> **WHAT IS NEEDED**
Gather every line from the entries below that includes "girmek".

⁂

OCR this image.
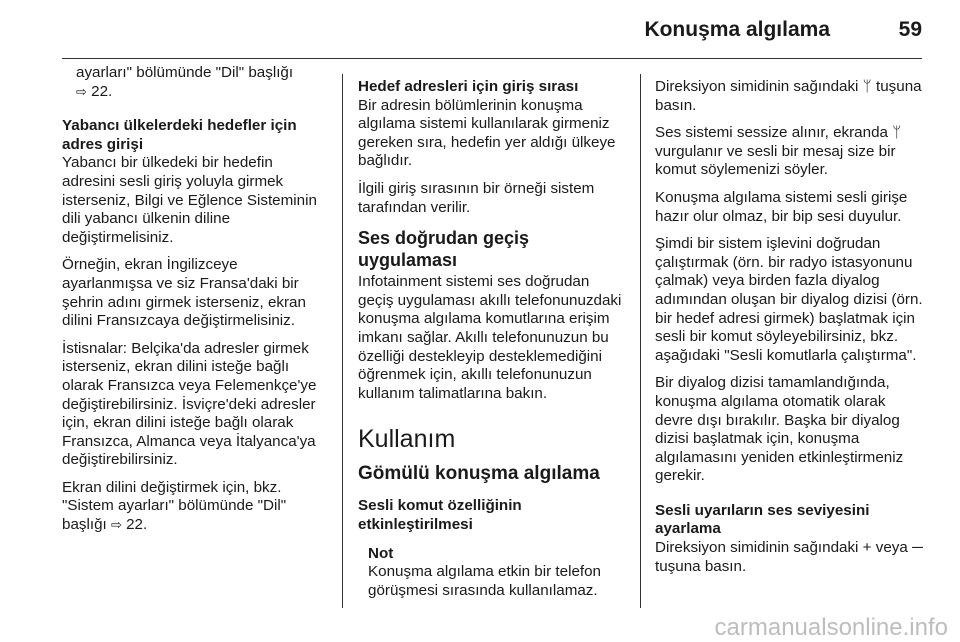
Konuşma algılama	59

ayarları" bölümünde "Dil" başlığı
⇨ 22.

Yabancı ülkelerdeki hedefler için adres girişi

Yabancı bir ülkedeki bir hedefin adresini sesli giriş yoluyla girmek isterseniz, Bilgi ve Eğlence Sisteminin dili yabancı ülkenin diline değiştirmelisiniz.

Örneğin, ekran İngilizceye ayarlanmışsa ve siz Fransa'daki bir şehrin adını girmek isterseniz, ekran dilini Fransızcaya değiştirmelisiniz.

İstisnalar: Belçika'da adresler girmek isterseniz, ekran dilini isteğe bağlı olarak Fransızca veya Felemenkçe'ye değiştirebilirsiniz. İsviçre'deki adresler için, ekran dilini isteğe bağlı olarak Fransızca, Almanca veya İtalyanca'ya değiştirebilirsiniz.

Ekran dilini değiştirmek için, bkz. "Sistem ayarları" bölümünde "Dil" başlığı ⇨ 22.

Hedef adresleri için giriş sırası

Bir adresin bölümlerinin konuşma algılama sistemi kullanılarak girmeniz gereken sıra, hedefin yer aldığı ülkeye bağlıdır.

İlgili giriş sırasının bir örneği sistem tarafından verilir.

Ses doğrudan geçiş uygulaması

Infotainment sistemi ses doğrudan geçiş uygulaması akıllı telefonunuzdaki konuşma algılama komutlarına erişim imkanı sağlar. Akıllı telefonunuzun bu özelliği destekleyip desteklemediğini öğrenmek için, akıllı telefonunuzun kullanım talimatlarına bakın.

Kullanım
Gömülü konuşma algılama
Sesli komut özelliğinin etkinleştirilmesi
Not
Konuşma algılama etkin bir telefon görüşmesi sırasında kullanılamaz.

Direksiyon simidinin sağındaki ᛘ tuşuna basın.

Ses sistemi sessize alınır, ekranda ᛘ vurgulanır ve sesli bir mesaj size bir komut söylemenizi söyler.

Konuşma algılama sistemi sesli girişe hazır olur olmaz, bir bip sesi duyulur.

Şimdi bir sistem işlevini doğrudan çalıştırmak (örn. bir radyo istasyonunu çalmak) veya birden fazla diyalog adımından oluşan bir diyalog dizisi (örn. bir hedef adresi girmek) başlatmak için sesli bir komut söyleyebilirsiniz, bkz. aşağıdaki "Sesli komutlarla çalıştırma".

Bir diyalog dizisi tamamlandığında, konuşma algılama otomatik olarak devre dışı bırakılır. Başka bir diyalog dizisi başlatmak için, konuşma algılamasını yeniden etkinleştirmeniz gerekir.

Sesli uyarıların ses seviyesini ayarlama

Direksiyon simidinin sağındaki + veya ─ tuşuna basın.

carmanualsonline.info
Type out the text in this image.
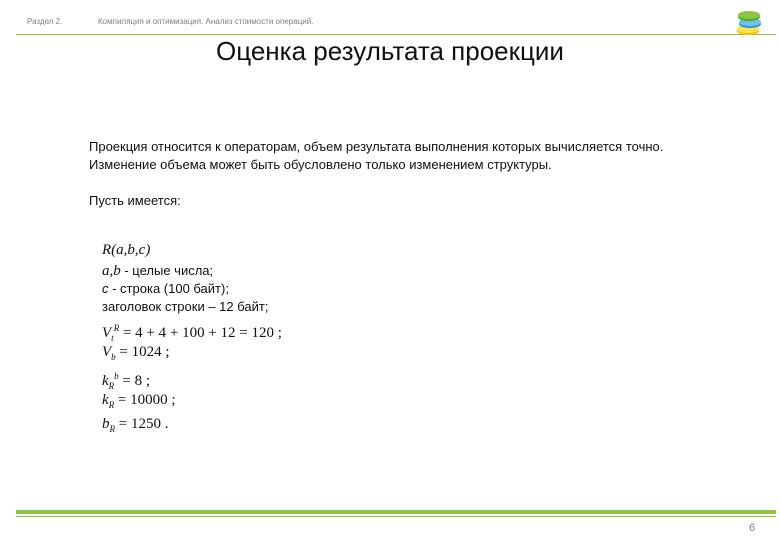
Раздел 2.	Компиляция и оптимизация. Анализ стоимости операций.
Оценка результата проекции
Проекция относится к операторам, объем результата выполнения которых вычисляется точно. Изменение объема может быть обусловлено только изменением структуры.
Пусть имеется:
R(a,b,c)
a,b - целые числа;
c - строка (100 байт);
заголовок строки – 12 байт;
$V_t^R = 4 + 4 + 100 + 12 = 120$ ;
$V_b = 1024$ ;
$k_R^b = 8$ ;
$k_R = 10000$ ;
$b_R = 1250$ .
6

⁂

> **WRITTEN ANSWER**
Yabancı bir ülkedeki bir hedefin adresini sesli giriş yoluyla girmek isterseniz, Bilgi ve Eğlence Sisteminin dili yabancı ülkenin diline değiştirmelisiniz.
Örneğin, ekran İngilizceye ayarlanmışsa ve siz Fransa'daki bir şehrin adını girmek isterseniz, ekran dilini Fransızcaya değiştirmelisiniz.
İstisnalar: Belçika'da adresler girmek isterseniz, ekran dilini isteğe bağlı olarak Fransızca veya Felemenkçe'ye değiştirebilirsiniz. İsviçre'deki adresler için, ekran dilini isteğe bağlı olarak Fransızca, Almanca veya İtalyanca'ya değiştirebilirsiniz.
Şimdi bir sistem işlevini doğrudan çalıştırmak (örn. bir radyo istasyonunu çalmak) veya birden fazla diyalog adımından oluşan bir diyalog dizisi (örn. bir hedef adresi girmek) başlatmak için sesli bir komut söyleyebilirsiniz, bkz. aşağıdaki "Sesli komutlarla çalıştırma".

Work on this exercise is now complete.